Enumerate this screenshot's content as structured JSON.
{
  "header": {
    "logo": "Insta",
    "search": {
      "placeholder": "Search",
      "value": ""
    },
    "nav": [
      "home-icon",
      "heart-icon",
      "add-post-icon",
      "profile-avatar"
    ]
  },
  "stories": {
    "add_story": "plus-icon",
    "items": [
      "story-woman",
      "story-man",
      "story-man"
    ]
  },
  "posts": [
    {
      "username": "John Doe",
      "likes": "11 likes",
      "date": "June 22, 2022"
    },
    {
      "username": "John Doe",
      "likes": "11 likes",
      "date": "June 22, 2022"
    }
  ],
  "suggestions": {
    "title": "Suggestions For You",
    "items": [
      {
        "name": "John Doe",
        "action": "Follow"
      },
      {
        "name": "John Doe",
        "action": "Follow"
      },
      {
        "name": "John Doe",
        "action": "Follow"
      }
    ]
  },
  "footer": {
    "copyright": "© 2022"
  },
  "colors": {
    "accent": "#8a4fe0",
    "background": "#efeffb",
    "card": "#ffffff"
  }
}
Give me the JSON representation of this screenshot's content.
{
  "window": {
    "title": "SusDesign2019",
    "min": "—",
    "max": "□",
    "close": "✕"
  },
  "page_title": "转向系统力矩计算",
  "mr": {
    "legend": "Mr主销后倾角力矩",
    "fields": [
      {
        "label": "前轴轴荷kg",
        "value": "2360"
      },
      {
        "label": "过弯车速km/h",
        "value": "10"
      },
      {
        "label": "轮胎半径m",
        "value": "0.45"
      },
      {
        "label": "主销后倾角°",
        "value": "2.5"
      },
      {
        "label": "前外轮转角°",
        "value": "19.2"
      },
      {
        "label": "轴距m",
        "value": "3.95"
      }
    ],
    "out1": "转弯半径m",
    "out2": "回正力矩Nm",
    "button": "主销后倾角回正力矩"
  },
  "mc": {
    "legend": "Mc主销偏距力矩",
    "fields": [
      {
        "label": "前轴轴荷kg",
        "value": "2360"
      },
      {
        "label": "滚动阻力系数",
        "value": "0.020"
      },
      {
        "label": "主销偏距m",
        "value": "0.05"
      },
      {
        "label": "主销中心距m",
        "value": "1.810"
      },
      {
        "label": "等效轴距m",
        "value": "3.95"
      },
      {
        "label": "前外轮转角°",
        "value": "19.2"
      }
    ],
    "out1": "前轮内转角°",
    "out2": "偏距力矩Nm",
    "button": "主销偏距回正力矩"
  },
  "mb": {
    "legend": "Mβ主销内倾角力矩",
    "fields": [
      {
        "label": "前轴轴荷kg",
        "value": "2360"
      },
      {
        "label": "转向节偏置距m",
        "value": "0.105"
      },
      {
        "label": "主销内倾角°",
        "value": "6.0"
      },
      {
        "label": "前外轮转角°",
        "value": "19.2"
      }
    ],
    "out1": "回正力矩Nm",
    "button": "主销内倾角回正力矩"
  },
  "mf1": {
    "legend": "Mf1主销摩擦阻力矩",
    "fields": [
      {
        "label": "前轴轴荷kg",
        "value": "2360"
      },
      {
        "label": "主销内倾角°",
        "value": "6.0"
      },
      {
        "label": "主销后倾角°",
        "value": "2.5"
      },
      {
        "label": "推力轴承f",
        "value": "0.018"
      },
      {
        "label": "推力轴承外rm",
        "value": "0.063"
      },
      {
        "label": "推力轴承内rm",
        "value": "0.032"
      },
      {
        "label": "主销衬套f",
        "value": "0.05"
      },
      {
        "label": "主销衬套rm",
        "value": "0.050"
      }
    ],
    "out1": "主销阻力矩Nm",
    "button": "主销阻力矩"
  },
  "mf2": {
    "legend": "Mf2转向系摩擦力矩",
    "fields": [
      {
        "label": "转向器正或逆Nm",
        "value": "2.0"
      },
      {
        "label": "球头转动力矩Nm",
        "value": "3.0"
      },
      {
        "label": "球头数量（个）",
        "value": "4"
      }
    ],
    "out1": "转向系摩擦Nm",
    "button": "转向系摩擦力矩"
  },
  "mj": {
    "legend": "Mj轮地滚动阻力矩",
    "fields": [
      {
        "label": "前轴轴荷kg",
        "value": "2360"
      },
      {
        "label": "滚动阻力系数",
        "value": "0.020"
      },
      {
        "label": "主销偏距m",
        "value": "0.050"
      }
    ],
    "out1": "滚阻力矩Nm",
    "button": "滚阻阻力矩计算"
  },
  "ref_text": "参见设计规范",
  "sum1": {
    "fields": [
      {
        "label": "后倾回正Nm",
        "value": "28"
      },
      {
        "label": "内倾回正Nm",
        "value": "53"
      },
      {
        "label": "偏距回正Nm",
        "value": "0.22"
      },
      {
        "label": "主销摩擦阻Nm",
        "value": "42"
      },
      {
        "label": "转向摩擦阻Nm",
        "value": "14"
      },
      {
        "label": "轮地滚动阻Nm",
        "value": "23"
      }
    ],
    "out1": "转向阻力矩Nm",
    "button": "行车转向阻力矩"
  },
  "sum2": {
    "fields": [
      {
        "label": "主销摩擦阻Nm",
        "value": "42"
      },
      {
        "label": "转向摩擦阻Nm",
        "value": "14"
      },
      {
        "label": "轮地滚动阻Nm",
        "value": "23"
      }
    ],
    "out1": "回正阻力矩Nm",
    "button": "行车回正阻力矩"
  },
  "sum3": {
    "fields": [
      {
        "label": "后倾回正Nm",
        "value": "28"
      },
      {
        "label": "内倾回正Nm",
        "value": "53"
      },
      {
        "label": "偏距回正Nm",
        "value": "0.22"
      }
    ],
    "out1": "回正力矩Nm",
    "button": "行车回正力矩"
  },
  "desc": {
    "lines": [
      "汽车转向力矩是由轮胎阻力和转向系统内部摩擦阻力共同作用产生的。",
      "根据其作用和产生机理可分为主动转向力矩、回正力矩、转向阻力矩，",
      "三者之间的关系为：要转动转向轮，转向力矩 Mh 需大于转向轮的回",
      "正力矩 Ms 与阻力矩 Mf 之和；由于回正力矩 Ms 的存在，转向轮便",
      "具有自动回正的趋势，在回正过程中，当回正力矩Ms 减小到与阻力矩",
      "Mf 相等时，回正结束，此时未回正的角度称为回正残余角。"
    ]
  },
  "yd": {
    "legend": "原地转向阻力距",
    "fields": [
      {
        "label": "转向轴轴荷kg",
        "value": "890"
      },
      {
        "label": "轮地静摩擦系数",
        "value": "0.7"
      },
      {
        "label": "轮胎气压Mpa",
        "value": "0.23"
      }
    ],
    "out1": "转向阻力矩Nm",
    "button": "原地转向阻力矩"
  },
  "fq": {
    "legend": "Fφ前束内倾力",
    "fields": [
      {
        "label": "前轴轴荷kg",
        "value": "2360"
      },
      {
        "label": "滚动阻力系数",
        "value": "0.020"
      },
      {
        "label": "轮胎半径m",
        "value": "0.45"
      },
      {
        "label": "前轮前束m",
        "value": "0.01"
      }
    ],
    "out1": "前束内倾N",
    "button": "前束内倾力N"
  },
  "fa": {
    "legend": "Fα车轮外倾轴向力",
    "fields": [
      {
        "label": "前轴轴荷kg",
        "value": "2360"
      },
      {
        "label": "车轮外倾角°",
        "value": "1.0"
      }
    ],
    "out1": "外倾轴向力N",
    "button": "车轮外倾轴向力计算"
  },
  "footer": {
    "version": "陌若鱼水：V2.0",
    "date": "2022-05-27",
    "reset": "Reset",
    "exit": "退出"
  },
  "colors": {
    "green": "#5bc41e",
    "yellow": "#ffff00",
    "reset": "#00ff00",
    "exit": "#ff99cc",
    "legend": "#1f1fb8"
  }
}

________________

SHORT TASK
Restate the listing above word for word.

SOLUTION BELOW
Enumerate this screenshot's content as structured JSON.
{
  "header": {
    "logo": "Insta",
    "search": {
      "placeholder": "Search",
      "value": ""
    },
    "nav": [
      "home-icon",
      "heart-icon",
      "add-post-icon",
      "profile-avatar"
    ]
  },
  "stories": {
    "add_story": "plus-icon",
    "items": [
      "story-woman",
      "story-man",
      "story-man"
    ]
  },
  "posts": [
    {
      "username": "John Doe",
      "likes": "11 likes",
      "date": "June 22, 2022"
    },
    {
      "username": "John Doe",
      "likes": "11 likes",
      "date": "June 22, 2022"
    }
  ],
  "suggestions": {
    "title": "Suggestions For You",
    "items": [
      {
        "name": "John Doe",
        "action": "Follow"
      },
      {
        "name": "John Doe",
        "action": "Follow"
      },
      {
        "name": "John Doe",
        "action": "Follow"
      }
    ]
  },
  "footer": {
    "copyright": "© 2022"
  },
  "colors": {
    "accent": "#8a4fe0",
    "background": "#efeffb",
    "card": "#ffffff"
  }
}
Give me the JSON representation of this screenshot's content.
{
  "window": {
    "title": "SusDesign2019",
    "min": "—",
    "max": "□",
    "close": "✕"
  },
  "page_title": "转向系统力矩计算",
  "mr": {
    "legend": "Mr主销后倾角力矩",
    "fields": [
      {
        "label": "前轴轴荷kg",
        "value": "2360"
      },
      {
        "label": "过弯车速km/h",
        "value": "10"
      },
      {
        "label": "轮胎半径m",
        "value": "0.45"
      },
      {
        "label": "主销后倾角°",
        "value": "2.5"
      },
      {
        "label": "前外轮转角°",
        "value": "19.2"
      },
      {
        "label": "轴距m",
        "value": "3.95"
      }
    ],
    "out1": "转弯半径m",
    "out2": "回正力矩Nm",
    "button": "主销后倾角回正力矩"
  },
  "mc": {
    "legend": "Mc主销偏距力矩",
    "fields": [
      {
        "label": "前轴轴荷kg",
        "value": "2360"
      },
      {
        "label": "滚动阻力系数",
        "value": "0.020"
      },
      {
        "label": "主销偏距m",
        "value": "0.05"
      },
      {
        "label": "主销中心距m",
        "value": "1.810"
      },
      {
        "label": "等效轴距m",
        "value": "3.95"
      },
      {
        "label": "前外轮转角°",
        "value": "19.2"
      }
    ],
    "out1": "前轮内转角°",
    "out2": "偏距力矩Nm",
    "button": "主销偏距回正力矩"
  },
  "mb": {
    "legend": "Mβ主销内倾角力矩",
    "fields": [
      {
        "label": "前轴轴荷kg",
        "value": "2360"
      },
      {
        "label": "转向节偏置距m",
        "value": "0.105"
      },
      {
        "label": "主销内倾角°",
        "value": "6.0"
      },
      {
        "label": "前外轮转角°",
        "value": "19.2"
      }
    ],
    "out1": "回正力矩Nm",
    "button": "主销内倾角回正力矩"
  },
  "mf1": {
    "legend": "Mf1主销摩擦阻力矩",
    "fields": [
      {
        "label": "前轴轴荷kg",
        "value": "2360"
      },
      {
        "label": "主销内倾角°",
        "value": "6.0"
      },
      {
        "label": "主销后倾角°",
        "value": "2.5"
      },
      {
        "label": "推力轴承f",
        "value": "0.018"
      },
      {
        "label": "推力轴承外rm",
        "value": "0.063"
      },
      {
        "label": "推力轴承内rm",
        "value": "0.032"
      },
      {
        "label": "主销衬套f",
        "value": "0.05"
      },
      {
        "label": "主销衬套rm",
        "value": "0.050"
      }
    ],
    "out1": "主销阻力矩Nm",
    "button": "主销阻力矩"
  },
  "mf2": {
    "legend": "Mf2转向系摩擦力矩",
    "fields": [
      {
        "label": "转向器正或逆Nm",
        "value": "2.0"
      },
      {
        "label": "球头转动力矩Nm",
        "value": "3.0"
      },
      {
        "label": "球头数量（个）",
        "value": "4"
      }
    ],
    "out1": "转向系摩擦Nm",
    "button": "转向系摩擦力矩"
  },
  "mj": {
    "legend": "Mj轮地滚动阻力矩",
    "fields": [
      {
        "label": "前轴轴荷kg",
        "value": "2360"
      },
      {
        "label": "滚动阻力系数",
        "value": "0.020"
      },
      {
        "label": "主销偏距m",
        "value": "0.050"
      }
    ],
    "out1": "滚阻力矩Nm",
    "button": "滚阻阻力矩计算"
  },
  "ref_text": "参见设计规范",
  "sum1": {
    "fields": [
      {
        "label": "后倾回正Nm",
        "value": "28"
      },
      {
        "label": "内倾回正Nm",
        "value": "53"
      },
      {
        "label": "偏距回正Nm",
        "value": "0.22"
      },
      {
        "label": "主销摩擦阻Nm",
        "value": "42"
      },
      {
        "label": "转向摩擦阻Nm",
        "value": "14"
      },
      {
        "label": "轮地滚动阻Nm",
        "value": "23"
      }
    ],
    "out1": "转向阻力矩Nm",
    "button": "行车转向阻力矩"
  },
  "sum2": {
    "fields": [
      {
        "label": "主销摩擦阻Nm",
        "value": "42"
      },
      {
        "label": "转向摩擦阻Nm",
        "value": "14"
      },
      {
        "label": "轮地滚动阻Nm",
        "value": "23"
      }
    ],
    "out1": "回正阻力矩Nm",
    "button": "行车回正阻力矩"
  },
  "sum3": {
    "fields": [
      {
        "label": "后倾回正Nm",
        "value": "28"
      },
      {
        "label": "内倾回正Nm",
        "value": "53"
      },
      {
        "label": "偏距回正Nm",
        "value": "0.22"
      }
    ],
    "out1": "回正力矩Nm",
    "button": "行车回正力矩"
  },
  "desc": {
    "lines": [
      "汽车转向力矩是由轮胎阻力和转向系统内部摩擦阻力共同作用产生的。",
      "根据其作用和产生机理可分为主动转向力矩、回正力矩、转向阻力矩，",
      "三者之间的关系为：要转动转向轮，转向力矩 Mh 需大于转向轮的回",
      "正力矩 Ms 与阻力矩 Mf 之和；由于回正力矩 Ms 的存在，转向轮便",
      "具有自动回正的趋势，在回正过程中，当回正力矩Ms 减小到与阻力矩",
      "Mf 相等时，回正结束，此时未回正的角度称为回正残余角。"
    ]
  },
  "yd": {
    "legend": "原地转向阻力距",
    "fields": [
      {
        "label": "转向轴轴荷kg",
        "value": "890"
      },
      {
        "label": "轮地静摩擦系数",
        "value": "0.7"
      },
      {
        "label": "轮胎气压Mpa",
        "value": "0.23"
      }
    ],
    "out1": "转向阻力矩Nm",
    "button": "原地转向阻力矩"
  },
  "fq": {
    "legend": "Fφ前束内倾力",
    "fields": [
      {
        "label": "前轴轴荷kg",
        "value": "2360"
      },
      {
        "label": "滚动阻力系数",
        "value": "0.020"
      },
      {
        "label": "轮胎半径m",
        "value": "0.45"
      },
      {
        "label": "前轮前束m",
        "value": "0.01"
      }
    ],
    "out1": "前束内倾N",
    "button": "前束内倾力N"
  },
  "fa": {
    "legend": "Fα车轮外倾轴向力",
    "fields": [
      {
        "label": "前轴轴荷kg",
        "value": "2360"
      },
      {
        "label": "车轮外倾角°",
        "value": "1.0"
      }
    ],
    "out1": "外倾轴向力N",
    "button": "车轮外倾轴向力计算"
  },
  "footer": {
    "version": "陌若鱼水：V2.0",
    "date": "2022-05-27",
    "reset": "Reset",
    "exit": "退出"
  },
  "colors": {
    "green": "#5bc41e",
    "yellow": "#ffff00",
    "reset": "#00ff00",
    "exit": "#ff99cc",
    "legend": "#1f1fb8"
  }
}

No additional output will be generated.